** Start INPUT **

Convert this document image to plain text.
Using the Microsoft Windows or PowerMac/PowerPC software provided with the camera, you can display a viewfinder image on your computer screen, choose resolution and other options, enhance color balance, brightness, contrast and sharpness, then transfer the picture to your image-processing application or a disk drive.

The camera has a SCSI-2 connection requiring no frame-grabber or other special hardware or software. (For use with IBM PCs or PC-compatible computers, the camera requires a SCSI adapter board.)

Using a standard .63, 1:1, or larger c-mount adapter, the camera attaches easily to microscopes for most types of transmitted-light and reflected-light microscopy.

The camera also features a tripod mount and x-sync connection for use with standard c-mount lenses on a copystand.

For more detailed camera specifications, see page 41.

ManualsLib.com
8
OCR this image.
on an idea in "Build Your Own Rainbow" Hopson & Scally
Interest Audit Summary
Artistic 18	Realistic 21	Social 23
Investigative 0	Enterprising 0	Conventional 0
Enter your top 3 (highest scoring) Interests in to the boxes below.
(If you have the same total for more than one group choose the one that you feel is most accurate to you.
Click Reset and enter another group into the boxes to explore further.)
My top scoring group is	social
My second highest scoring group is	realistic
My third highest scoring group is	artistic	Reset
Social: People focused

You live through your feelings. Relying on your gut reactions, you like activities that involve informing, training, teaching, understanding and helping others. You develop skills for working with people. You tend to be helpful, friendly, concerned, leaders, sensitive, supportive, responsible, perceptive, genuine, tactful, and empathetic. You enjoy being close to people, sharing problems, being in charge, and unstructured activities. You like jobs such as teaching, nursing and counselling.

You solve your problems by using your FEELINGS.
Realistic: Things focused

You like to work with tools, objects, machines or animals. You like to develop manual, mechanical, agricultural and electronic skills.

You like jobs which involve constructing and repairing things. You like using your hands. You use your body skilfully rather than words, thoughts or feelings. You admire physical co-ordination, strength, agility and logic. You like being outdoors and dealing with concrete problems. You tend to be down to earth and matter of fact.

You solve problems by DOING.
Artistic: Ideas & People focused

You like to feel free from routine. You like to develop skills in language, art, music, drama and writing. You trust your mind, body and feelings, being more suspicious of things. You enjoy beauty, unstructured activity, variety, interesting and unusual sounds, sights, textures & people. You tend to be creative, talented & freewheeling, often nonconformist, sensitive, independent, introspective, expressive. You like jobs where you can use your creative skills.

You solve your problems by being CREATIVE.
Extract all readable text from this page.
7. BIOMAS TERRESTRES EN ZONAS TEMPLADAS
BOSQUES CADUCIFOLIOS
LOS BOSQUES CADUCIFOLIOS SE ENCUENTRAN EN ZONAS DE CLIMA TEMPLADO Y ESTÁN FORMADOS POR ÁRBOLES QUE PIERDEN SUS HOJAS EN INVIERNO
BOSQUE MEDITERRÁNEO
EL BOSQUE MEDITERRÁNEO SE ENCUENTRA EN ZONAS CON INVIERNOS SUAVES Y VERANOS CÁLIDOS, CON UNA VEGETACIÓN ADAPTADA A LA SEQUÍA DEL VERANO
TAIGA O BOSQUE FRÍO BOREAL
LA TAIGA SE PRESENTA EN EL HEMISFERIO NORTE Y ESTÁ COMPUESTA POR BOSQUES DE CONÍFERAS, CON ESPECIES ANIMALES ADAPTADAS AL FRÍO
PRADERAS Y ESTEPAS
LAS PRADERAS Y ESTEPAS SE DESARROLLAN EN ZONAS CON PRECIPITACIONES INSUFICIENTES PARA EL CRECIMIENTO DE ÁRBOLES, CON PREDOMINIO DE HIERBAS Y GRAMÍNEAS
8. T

** End INPUT **

EXERCISE DESCRIPTION:
All of the entries need to be reproduced exactly; please write them out.

SOLUTION TO THIS TASK:
Convert this document image to plain text.
Using the Microsoft Windows or PowerMac/PowerPC software provided with the camera, you can display a viewfinder image on your computer screen, choose resolution and other options, enhance color balance, brightness, contrast and sharpness, then transfer the picture to your image-processing application or a disk drive.

The camera has a SCSI-2 connection requiring no frame-grabber or other special hardware or software. (For use with IBM PCs or PC-compatible computers, the camera requires a SCSI adapter board.)

Using a standard .63, 1:1, or larger c-mount adapter, the camera attaches easily to microscopes for most types of transmitted-light and reflected-light microscopy.

The camera also features a tripod mount and x-sync connection for use with standard c-mount lenses on a copystand.

For more detailed camera specifications, see page 41.

ManualsLib.com
8
OCR this image.
on an idea in "Build Your Own Rainbow" Hopson & Scally
Interest Audit Summary
Artistic 18	Realistic 21	Social 23
Investigative 0	Enterprising 0	Conventional 0
Enter your top 3 (highest scoring) Interests in to the boxes below.
(If you have the same total for more than one group choose the one that you feel is most accurate to you.
Click Reset and enter another group into the boxes to explore further.)
My top scoring group is	social
My second highest scoring group is	realistic
My third highest scoring group is	artistic	Reset
Social: People focused

You live through your feelings. Relying on your gut reactions, you like activities that involve informing, training, teaching, understanding and helping others. You develop skills for working with people. You tend to be helpful, friendly, concerned, leaders, sensitive, supportive, responsible, perceptive, genuine, tactful, and empathetic. You enjoy being close to people, sharing problems, being in charge, and unstructured activities. You like jobs such as teaching, nursing and counselling.

You solve your problems by using your FEELINGS.
Realistic: Things focused

You like to work with tools, objects, machines or animals. You like to develop manual, mechanical, agricultural and electronic skills.

You like jobs which involve constructing and repairing things. You like using your hands. You use your body skilfully rather than words, thoughts or feelings. You admire physical co-ordination, strength, agility and logic. You like being outdoors and dealing with concrete problems. You tend to be down to earth and matter of fact.

You solve problems by DOING.
Artistic: Ideas & People focused

You like to feel free from routine. You like to develop skills in language, art, music, drama and writing. You trust your mind, body and feelings, being more suspicious of things. You enjoy beauty, unstructured activity, variety, interesting and unusual sounds, sights, textures & people. You tend to be creative, talented & freewheeling, often nonconformist, sensitive, independent, introspective, expressive. You like jobs where you can use your creative skills.

You solve your problems by being CREATIVE.
Extract all readable text from this page.
7. BIOMAS TERRESTRES EN ZONAS TEMPLADAS
BOSQUES CADUCIFOLIOS
LOS BOSQUES CADUCIFOLIOS SE ENCUENTRAN EN ZONAS DE CLIMA TEMPLADO Y ESTÁN FORMADOS POR ÁRBOLES QUE PIERDEN SUS HOJAS EN INVIERNO
BOSQUE MEDITERRÁNEO
EL BOSQUE MEDITERRÁNEO SE ENCUENTRA EN ZONAS CON INVIERNOS SUAVES Y VERANOS CÁLIDOS, CON UNA VEGETACIÓN ADAPTADA A LA SEQUÍA DEL VERANO
TAIGA O BOSQUE FRÍO BOREAL
LA TAIGA SE PRESENTA EN EL HEMISFERIO NORTE Y ESTÁ COMPUESTA POR BOSQUES DE CONÍFERAS, CON ESPECIES ANIMALES ADAPTADAS AL FRÍO
PRADERAS Y ESTEPAS
LAS PRADERAS Y ESTEPAS SE DESARROLLAN EN ZONAS CON PRECIPITACIONES INSUFICIENTES PARA EL CRECIMIENTO DE ÁRBOLES, CON PREDOMINIO DE HIERBAS Y GRAMÍNEAS
8. T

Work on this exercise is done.